Records that describe figures
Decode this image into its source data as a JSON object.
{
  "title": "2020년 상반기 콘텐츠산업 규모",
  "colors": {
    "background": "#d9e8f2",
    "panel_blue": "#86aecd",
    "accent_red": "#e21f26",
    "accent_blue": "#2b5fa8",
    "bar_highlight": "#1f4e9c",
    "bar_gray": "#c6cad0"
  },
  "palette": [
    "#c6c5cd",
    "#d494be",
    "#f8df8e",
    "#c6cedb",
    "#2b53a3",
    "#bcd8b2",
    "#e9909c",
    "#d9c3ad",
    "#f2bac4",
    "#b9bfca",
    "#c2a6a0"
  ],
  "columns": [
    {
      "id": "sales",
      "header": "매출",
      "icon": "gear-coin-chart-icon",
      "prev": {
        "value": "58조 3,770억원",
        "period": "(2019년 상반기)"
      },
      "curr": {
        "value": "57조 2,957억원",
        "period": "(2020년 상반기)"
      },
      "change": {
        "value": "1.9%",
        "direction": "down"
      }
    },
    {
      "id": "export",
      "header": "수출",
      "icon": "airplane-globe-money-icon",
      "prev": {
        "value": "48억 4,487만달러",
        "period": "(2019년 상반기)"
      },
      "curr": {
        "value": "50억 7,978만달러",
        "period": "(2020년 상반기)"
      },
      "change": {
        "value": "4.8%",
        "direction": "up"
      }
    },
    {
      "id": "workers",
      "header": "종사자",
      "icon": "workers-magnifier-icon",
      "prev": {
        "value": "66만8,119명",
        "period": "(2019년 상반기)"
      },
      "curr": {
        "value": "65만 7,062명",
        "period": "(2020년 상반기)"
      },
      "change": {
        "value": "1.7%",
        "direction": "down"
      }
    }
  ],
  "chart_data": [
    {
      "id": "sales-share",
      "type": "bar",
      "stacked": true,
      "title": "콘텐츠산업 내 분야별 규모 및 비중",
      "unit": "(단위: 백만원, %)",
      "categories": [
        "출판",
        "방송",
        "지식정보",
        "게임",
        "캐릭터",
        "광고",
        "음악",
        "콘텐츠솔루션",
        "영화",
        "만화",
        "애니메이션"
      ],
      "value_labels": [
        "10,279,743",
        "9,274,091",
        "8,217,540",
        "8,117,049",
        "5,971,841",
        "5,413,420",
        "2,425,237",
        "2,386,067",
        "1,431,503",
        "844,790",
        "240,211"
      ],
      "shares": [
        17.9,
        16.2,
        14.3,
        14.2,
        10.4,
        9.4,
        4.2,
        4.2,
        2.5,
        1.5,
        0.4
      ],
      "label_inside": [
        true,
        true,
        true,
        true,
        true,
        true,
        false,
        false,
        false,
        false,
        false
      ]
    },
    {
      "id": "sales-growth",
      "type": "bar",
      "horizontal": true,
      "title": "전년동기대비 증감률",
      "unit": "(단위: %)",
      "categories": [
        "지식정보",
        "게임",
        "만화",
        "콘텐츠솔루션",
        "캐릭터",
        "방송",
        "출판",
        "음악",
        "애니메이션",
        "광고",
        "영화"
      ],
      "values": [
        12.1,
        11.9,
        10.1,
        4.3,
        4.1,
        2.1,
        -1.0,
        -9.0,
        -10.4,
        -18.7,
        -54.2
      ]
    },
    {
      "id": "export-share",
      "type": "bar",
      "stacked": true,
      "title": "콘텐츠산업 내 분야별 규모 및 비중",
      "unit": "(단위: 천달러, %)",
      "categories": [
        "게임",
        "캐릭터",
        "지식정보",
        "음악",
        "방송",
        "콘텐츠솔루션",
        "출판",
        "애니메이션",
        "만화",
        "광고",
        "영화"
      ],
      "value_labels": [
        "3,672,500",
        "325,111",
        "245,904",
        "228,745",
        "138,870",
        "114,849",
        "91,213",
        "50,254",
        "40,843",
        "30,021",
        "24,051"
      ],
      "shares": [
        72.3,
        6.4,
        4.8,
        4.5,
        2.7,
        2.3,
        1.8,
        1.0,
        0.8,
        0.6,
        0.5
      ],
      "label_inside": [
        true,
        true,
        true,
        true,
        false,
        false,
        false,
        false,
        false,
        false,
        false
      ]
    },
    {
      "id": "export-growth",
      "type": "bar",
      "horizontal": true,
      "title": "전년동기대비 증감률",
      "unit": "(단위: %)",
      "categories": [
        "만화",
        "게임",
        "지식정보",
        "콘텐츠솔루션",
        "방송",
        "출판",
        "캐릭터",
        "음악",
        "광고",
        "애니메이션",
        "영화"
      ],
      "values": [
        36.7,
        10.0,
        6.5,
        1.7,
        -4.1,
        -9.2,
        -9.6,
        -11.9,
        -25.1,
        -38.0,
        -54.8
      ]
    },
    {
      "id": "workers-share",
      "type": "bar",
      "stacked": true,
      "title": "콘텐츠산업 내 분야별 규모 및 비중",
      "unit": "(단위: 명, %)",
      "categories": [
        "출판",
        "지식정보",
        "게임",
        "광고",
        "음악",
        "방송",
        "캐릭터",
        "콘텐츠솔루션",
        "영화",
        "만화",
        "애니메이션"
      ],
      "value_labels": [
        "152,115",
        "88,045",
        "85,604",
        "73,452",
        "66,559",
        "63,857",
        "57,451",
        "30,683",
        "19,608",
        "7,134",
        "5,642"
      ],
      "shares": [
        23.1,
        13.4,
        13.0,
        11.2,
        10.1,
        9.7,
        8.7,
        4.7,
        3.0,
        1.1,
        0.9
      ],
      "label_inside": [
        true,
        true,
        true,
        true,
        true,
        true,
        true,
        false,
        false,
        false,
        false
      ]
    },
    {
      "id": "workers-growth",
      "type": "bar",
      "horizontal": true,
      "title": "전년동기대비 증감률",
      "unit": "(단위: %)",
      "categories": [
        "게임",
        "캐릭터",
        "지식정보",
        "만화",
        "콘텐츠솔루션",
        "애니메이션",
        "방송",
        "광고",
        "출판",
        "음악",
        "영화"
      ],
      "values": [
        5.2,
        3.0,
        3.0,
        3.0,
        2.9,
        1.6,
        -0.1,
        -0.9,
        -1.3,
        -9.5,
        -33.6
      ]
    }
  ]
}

◆ STATED TASK: Take the lines above and print them exactly.

◆ ANSWER TO THIS EXERCISE:
Decode this image into its source data as a JSON object.
{
  "title": "2020년 상반기 콘텐츠산업 규모",
  "colors": {
    "background": "#d9e8f2",
    "panel_blue": "#86aecd",
    "accent_red": "#e21f26",
    "accent_blue": "#2b5fa8",
    "bar_highlight": "#1f4e9c",
    "bar_gray": "#c6cad0"
  },
  "palette": [
    "#c6c5cd",
    "#d494be",
    "#f8df8e",
    "#c6cedb",
    "#2b53a3",
    "#bcd8b2",
    "#e9909c",
    "#d9c3ad",
    "#f2bac4",
    "#b9bfca",
    "#c2a6a0"
  ],
  "columns": [
    {
      "id": "sales",
      "header": "매출",
      "icon": "gear-coin-chart-icon",
      "prev": {
        "value": "58조 3,770억원",
        "period": "(2019년 상반기)"
      },
      "curr": {
        "value": "57조 2,957억원",
        "period": "(2020년 상반기)"
      },
      "change": {
        "value": "1.9%",
        "direction": "down"
      }
    },
    {
      "id": "export",
      "header": "수출",
      "icon": "airplane-globe-money-icon",
      "prev": {
        "value": "48억 4,487만달러",
        "period": "(2019년 상반기)"
      },
      "curr": {
        "value": "50억 7,978만달러",
        "period": "(2020년 상반기)"
      },
      "change": {
        "value": "4.8%",
        "direction": "up"
      }
    },
    {
      "id": "workers",
      "header": "종사자",
      "icon": "workers-magnifier-icon",
      "prev": {
        "value": "66만8,119명",
        "period": "(2019년 상반기)"
      },
      "curr": {
        "value": "65만 7,062명",
        "period": "(2020년 상반기)"
      },
      "change": {
        "value": "1.7%",
        "direction": "down"
      }
    }
  ],
  "chart_data": [
    {
      "id": "sales-share",
      "type": "bar",
      "stacked": true,
      "title": "콘텐츠산업 내 분야별 규모 및 비중",
      "unit": "(단위: 백만원, %)",
      "categories": [
        "출판",
        "방송",
        "지식정보",
        "게임",
        "캐릭터",
        "광고",
        "음악",
        "콘텐츠솔루션",
        "영화",
        "만화",
        "애니메이션"
      ],
      "value_labels": [
        "10,279,743",
        "9,274,091",
        "8,217,540",
        "8,117,049",
        "5,971,841",
        "5,413,420",
        "2,425,237",
        "2,386,067",
        "1,431,503",
        "844,790",
        "240,211"
      ],
      "shares": [
        17.9,
        16.2,
        14.3,
        14.2,
        10.4,
        9.4,
        4.2,
        4.2,
        2.5,
        1.5,
        0.4
      ],
      "label_inside": [
        true,
        true,
        true,
        true,
        true,
        true,
        false,
        false,
        false,
        false,
        false
      ]
    },
    {
      "id": "sales-growth",
      "type": "bar",
      "horizontal": true,
      "title": "전년동기대비 증감률",
      "unit": "(단위: %)",
      "categories": [
        "지식정보",
        "게임",
        "만화",
        "콘텐츠솔루션",
        "캐릭터",
        "방송",
        "출판",
        "음악",
        "애니메이션",
        "광고",
        "영화"
      ],
      "values": [
        12.1,
        11.9,
        10.1,
        4.3,
        4.1,
        2.1,
        -1.0,
        -9.0,
        -10.4,
        -18.7,
        -54.2
      ]
    },
    {
      "id": "export-share",
      "type": "bar",
      "stacked": true,
      "title": "콘텐츠산업 내 분야별 규모 및 비중",
      "unit": "(단위: 천달러, %)",
      "categories": [
        "게임",
        "캐릭터",
        "지식정보",
        "음악",
        "방송",
        "콘텐츠솔루션",
        "출판",
        "애니메이션",
        "만화",
        "광고",
        "영화"
      ],
      "value_labels": [
        "3,672,500",
        "325,111",
        "245,904",
        "228,745",
        "138,870",
        "114,849",
        "91,213",
        "50,254",
        "40,843",
        "30,021",
        "24,051"
      ],
      "shares": [
        72.3,
        6.4,
        4.8,
        4.5,
        2.7,
        2.3,
        1.8,
        1.0,
        0.8,
        0.6,
        0.5
      ],
      "label_inside": [
        true,
        true,
        true,
        true,
        false,
        false,
        false,
        false,
        false,
        false,
        false
      ]
    },
    {
      "id": "export-growth",
      "type": "bar",
      "horizontal": true,
      "title": "전년동기대비 증감률",
      "unit": "(단위: %)",
      "categories": [
        "만화",
        "게임",
        "지식정보",
        "콘텐츠솔루션",
        "방송",
        "출판",
        "캐릭터",
        "음악",
        "광고",
        "애니메이션",
        "영화"
      ],
      "values": [
        36.7,
        10.0,
        6.5,
        1.7,
        -4.1,
        -9.2,
        -9.6,
        -11.9,
        -25.1,
        -38.0,
        -54.8
      ]
    },
    {
      "id": "workers-share",
      "type": "bar",
      "stacked": true,
      "title": "콘텐츠산업 내 분야별 규모 및 비중",
      "unit": "(단위: 명, %)",
      "categories": [
        "출판",
        "지식정보",
        "게임",
        "광고",
        "음악",
        "방송",
        "캐릭터",
        "콘텐츠솔루션",
        "영화",
        "만화",
        "애니메이션"
      ],
      "value_labels": [
        "152,115",
        "88,045",
        "85,604",
        "73,452",
        "66,559",
        "63,857",
        "57,451",
        "30,683",
        "19,608",
        "7,134",
        "5,642"
      ],
      "shares": [
        23.1,
        13.4,
        13.0,
        11.2,
        10.1,
        9.7,
        8.7,
        4.7,
        3.0,
        1.1,
        0.9
      ],
      "label_inside": [
        true,
        true,
        true,
        true,
        true,
        true,
        true,
        false,
        false,
        false,
        false
      ]
    },
    {
      "id": "workers-growth",
      "type": "bar",
      "horizontal": true,
      "title": "전년동기대비 증감률",
      "unit": "(단위: %)",
      "categories": [
        "게임",
        "캐릭터",
        "지식정보",
        "만화",
        "콘텐츠솔루션",
        "애니메이션",
        "방송",
        "광고",
        "출판",
        "음악",
        "영화"
      ],
      "values": [
        5.2,
        3.0,
        3.0,
        3.0,
        2.9,
        1.6,
        -0.1,
        -0.9,
        -1.3,
        -9.5,
        -33.6
      ]
    }
  ]
}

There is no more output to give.